- [Your objective]: Copy whichever lines contain the string "nicht".

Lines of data
───

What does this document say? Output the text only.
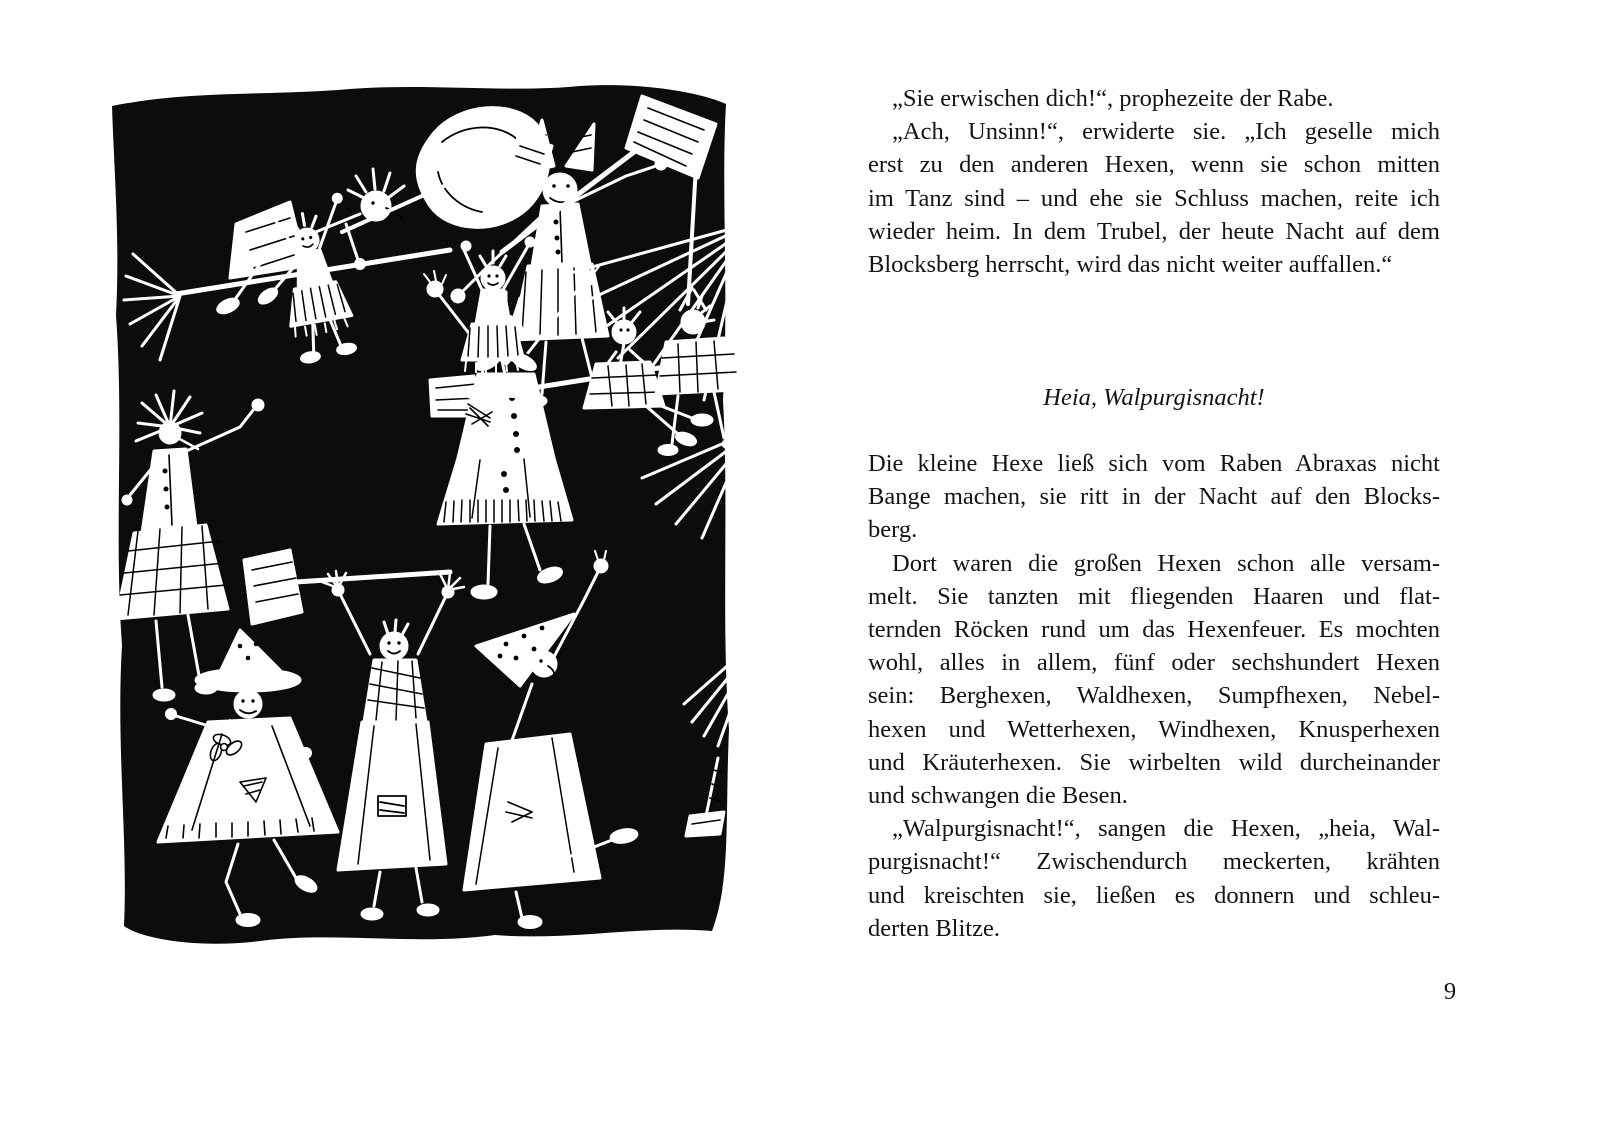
„Sie erwischen dich!“, prophezeite der Rabe.
„Ach, Unsinn!“, erwiderte sie. „Ich geselle mich
erst zu den anderen Hexen, wenn sie schon mitten
im Tanz sind – und ehe sie Schluss machen, reite ich
wieder heim. In dem Trubel, der heute Nacht auf dem
Blocksberg herrscht, wird das nicht weiter auffallen.“
Heia, Walpurgisnacht!
Die kleine Hexe ließ sich vom Raben Abraxas nicht
Bange machen, sie ritt in der Nacht auf den Blocks-
berg.
Dort waren die großen Hexen schon alle versam-
melt. Sie tanzten mit fliegenden Haaren und flat-
ternden Röcken rund um das Hexenfeuer. Es mochten
wohl, alles in allem, fünf oder sechshundert Hexen
sein: Berghexen, Waldhexen, Sumpfhexen, Nebel-
hexen und Wetterhexen, Windhexen, Knusperhexen
und Kräuterhexen. Sie wirbelten wild durcheinander
und schwangen die Besen.
„Walpurgisnacht!“, sangen die Hexen, „heia, Wal-
purgisnacht!“ Zwischendurch meckerten, krähten
und kreischten sie, ließen es donnern und schleu-
derten Blitze.
9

───

- [Correct response]:
Blocksberg herrscht, wird das nicht weiter auffallen.“
Die kleine Hexe ließ sich vom Raben Abraxas nicht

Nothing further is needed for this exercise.